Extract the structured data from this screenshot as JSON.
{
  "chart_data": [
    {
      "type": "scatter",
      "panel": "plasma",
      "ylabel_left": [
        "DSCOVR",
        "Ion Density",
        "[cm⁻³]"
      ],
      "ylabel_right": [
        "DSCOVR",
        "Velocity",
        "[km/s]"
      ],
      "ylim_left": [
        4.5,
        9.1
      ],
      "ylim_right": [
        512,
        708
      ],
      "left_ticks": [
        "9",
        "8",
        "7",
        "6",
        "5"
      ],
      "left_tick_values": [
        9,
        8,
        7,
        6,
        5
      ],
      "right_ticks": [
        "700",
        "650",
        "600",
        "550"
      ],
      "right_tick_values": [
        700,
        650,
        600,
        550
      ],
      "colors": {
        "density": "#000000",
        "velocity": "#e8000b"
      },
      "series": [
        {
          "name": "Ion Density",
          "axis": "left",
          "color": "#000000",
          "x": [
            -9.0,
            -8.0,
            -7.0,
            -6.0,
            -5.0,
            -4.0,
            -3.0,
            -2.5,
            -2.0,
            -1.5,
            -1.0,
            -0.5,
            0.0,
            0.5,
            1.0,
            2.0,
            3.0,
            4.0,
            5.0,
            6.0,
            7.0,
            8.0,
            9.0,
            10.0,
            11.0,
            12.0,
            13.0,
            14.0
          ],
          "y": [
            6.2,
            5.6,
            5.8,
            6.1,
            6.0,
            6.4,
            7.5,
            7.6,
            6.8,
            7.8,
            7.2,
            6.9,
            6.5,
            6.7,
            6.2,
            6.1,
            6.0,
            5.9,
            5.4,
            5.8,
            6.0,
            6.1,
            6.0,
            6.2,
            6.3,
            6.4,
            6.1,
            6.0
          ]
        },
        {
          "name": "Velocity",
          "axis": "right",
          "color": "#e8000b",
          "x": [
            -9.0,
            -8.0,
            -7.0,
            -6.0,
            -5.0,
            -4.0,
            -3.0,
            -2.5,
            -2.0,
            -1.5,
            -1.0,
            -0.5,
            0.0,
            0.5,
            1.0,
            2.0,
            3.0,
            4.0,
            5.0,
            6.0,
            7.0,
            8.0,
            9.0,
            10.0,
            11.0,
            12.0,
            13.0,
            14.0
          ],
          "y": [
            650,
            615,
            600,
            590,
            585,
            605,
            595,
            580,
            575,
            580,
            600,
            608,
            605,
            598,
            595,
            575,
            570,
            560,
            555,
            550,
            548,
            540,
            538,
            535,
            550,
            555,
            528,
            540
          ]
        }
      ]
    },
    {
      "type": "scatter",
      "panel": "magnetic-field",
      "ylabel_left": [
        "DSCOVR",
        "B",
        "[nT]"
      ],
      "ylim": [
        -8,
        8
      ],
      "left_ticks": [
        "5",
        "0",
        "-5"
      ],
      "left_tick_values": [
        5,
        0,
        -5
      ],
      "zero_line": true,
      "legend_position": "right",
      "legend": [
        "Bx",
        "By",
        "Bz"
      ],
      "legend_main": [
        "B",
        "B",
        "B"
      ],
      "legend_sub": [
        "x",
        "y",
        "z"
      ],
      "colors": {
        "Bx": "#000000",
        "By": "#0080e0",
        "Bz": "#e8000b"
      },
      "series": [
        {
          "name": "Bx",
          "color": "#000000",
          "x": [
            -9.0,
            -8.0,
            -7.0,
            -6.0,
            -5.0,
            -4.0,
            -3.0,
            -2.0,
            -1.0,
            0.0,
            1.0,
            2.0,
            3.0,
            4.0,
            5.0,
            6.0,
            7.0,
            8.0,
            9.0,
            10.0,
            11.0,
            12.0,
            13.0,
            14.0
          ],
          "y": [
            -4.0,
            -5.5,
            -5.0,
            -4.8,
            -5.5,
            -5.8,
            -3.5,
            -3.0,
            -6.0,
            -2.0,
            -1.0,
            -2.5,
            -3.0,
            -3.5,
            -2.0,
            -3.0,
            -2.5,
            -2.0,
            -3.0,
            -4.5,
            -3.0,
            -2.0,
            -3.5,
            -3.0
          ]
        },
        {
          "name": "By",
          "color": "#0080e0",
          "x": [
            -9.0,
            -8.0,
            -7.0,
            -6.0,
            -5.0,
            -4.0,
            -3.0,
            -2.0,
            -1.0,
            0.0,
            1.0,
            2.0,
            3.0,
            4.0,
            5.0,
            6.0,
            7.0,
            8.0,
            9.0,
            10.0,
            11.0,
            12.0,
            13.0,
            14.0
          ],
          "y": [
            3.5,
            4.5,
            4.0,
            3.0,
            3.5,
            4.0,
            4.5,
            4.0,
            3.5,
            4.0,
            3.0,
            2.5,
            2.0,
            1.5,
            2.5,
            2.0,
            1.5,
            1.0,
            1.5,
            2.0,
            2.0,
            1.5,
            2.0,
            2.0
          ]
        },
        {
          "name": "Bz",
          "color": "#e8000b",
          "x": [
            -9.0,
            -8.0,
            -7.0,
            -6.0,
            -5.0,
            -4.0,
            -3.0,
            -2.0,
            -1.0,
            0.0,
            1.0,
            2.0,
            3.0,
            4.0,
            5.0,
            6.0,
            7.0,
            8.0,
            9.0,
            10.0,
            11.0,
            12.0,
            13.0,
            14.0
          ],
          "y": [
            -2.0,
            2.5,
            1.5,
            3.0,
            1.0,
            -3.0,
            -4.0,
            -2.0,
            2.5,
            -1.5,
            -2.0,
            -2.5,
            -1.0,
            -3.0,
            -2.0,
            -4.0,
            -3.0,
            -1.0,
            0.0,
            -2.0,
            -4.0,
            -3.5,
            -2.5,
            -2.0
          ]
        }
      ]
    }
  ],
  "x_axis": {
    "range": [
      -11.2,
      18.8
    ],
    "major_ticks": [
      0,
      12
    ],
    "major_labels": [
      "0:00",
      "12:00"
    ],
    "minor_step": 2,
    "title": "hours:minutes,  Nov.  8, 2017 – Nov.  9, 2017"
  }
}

▶ The exercise: Exactly reproduce all of the entries.

▶ Response:
Extract the structured data from this screenshot as JSON.
{
  "chart_data": [
    {
      "type": "scatter",
      "panel": "plasma",
      "ylabel_left": [
        "DSCOVR",
        "Ion Density",
        "[cm⁻³]"
      ],
      "ylabel_right": [
        "DSCOVR",
        "Velocity",
        "[km/s]"
      ],
      "ylim_left": [
        4.5,
        9.1
      ],
      "ylim_right": [
        512,
        708
      ],
      "left_ticks": [
        "9",
        "8",
        "7",
        "6",
        "5"
      ],
      "left_tick_values": [
        9,
        8,
        7,
        6,
        5
      ],
      "right_ticks": [
        "700",
        "650",
        "600",
        "550"
      ],
      "right_tick_values": [
        700,
        650,
        600,
        550
      ],
      "colors": {
        "density": "#000000",
        "velocity": "#e8000b"
      },
      "series": [
        {
          "name": "Ion Density",
          "axis": "left",
          "color": "#000000",
          "x": [
            -9.0,
            -8.0,
            -7.0,
            -6.0,
            -5.0,
            -4.0,
            -3.0,
            -2.5,
            -2.0,
            -1.5,
            -1.0,
            -0.5,
            0.0,
            0.5,
            1.0,
            2.0,
            3.0,
            4.0,
            5.0,
            6.0,
            7.0,
            8.0,
            9.0,
            10.0,
            11.0,
            12.0,
            13.0,
            14.0
          ],
          "y": [
            6.2,
            5.6,
            5.8,
            6.1,
            6.0,
            6.4,
            7.5,
            7.6,
            6.8,
            7.8,
            7.2,
            6.9,
            6.5,
            6.7,
            6.2,
            6.1,
            6.0,
            5.9,
            5.4,
            5.8,
            6.0,
            6.1,
            6.0,
            6.2,
            6.3,
            6.4,
            6.1,
            6.0
          ]
        },
        {
          "name": "Velocity",
          "axis": "right",
          "color": "#e8000b",
          "x": [
            -9.0,
            -8.0,
            -7.0,
            -6.0,
            -5.0,
            -4.0,
            -3.0,
            -2.5,
            -2.0,
            -1.5,
            -1.0,
            -0.5,
            0.0,
            0.5,
            1.0,
            2.0,
            3.0,
            4.0,
            5.0,
            6.0,
            7.0,
            8.0,
            9.0,
            10.0,
            11.0,
            12.0,
            13.0,
            14.0
          ],
          "y": [
            650,
            615,
            600,
            590,
            585,
            605,
            595,
            580,
            575,
            580,
            600,
            608,
            605,
            598,
            595,
            575,
            570,
            560,
            555,
            550,
            548,
            540,
            538,
            535,
            550,
            555,
            528,
            540
          ]
        }
      ]
    },
    {
      "type": "scatter",
      "panel": "magnetic-field",
      "ylabel_left": [
        "DSCOVR",
        "B",
        "[nT]"
      ],
      "ylim": [
        -8,
        8
      ],
      "left_ticks": [
        "5",
        "0",
        "-5"
      ],
      "left_tick_values": [
        5,
        0,
        -5
      ],
      "zero_line": true,
      "legend_position": "right",
      "legend": [
        "Bx",
        "By",
        "Bz"
      ],
      "legend_main": [
        "B",
        "B",
        "B"
      ],
      "legend_sub": [
        "x",
        "y",
        "z"
      ],
      "colors": {
        "Bx": "#000000",
        "By": "#0080e0",
        "Bz": "#e8000b"
      },
      "series": [
        {
          "name": "Bx",
          "color": "#000000",
          "x": [
            -9.0,
            -8.0,
            -7.0,
            -6.0,
            -5.0,
            -4.0,
            -3.0,
            -2.0,
            -1.0,
            0.0,
            1.0,
            2.0,
            3.0,
            4.0,
            5.0,
            6.0,
            7.0,
            8.0,
            9.0,
            10.0,
            11.0,
            12.0,
            13.0,
            14.0
          ],
          "y": [
            -4.0,
            -5.5,
            -5.0,
            -4.8,
            -5.5,
            -5.8,
            -3.5,
            -3.0,
            -6.0,
            -2.0,
            -1.0,
            -2.5,
            -3.0,
            -3.5,
            -2.0,
            -3.0,
            -2.5,
            -2.0,
            -3.0,
            -4.5,
            -3.0,
            -2.0,
            -3.5,
            -3.0
          ]
        },
        {
          "name": "By",
          "color": "#0080e0",
          "x": [
            -9.0,
            -8.0,
            -7.0,
            -6.0,
            -5.0,
            -4.0,
            -3.0,
            -2.0,
            -1.0,
            0.0,
            1.0,
            2.0,
            3.0,
            4.0,
            5.0,
            6.0,
            7.0,
            8.0,
            9.0,
            10.0,
            11.0,
            12.0,
            13.0,
            14.0
          ],
          "y": [
            3.5,
            4.5,
            4.0,
            3.0,
            3.5,
            4.0,
            4.5,
            4.0,
            3.5,
            4.0,
            3.0,
            2.5,
            2.0,
            1.5,
            2.5,
            2.0,
            1.5,
            1.0,
            1.5,
            2.0,
            2.0,
            1.5,
            2.0,
            2.0
          ]
        },
        {
          "name": "Bz",
          "color": "#e8000b",
          "x": [
            -9.0,
            -8.0,
            -7.0,
            -6.0,
            -5.0,
            -4.0,
            -3.0,
            -2.0,
            -1.0,
            0.0,
            1.0,
            2.0,
            3.0,
            4.0,
            5.0,
            6.0,
            7.0,
            8.0,
            9.0,
            10.0,
            11.0,
            12.0,
            13.0,
            14.0
          ],
          "y": [
            -2.0,
            2.5,
            1.5,
            3.0,
            1.0,
            -3.0,
            -4.0,
            -2.0,
            2.5,
            -1.5,
            -2.0,
            -2.5,
            -1.0,
            -3.0,
            -2.0,
            -4.0,
            -3.0,
            -1.0,
            0.0,
            -2.0,
            -4.0,
            -3.5,
            -2.5,
            -2.0
          ]
        }
      ]
    }
  ],
  "x_axis": {
    "range": [
      -11.2,
      18.8
    ],
    "major_ticks": [
      0,
      12
    ],
    "major_labels": [
      "0:00",
      "12:00"
    ],
    "minor_step": 2,
    "title": "hours:minutes,  Nov.  8, 2017 – Nov.  9, 2017"
  }
}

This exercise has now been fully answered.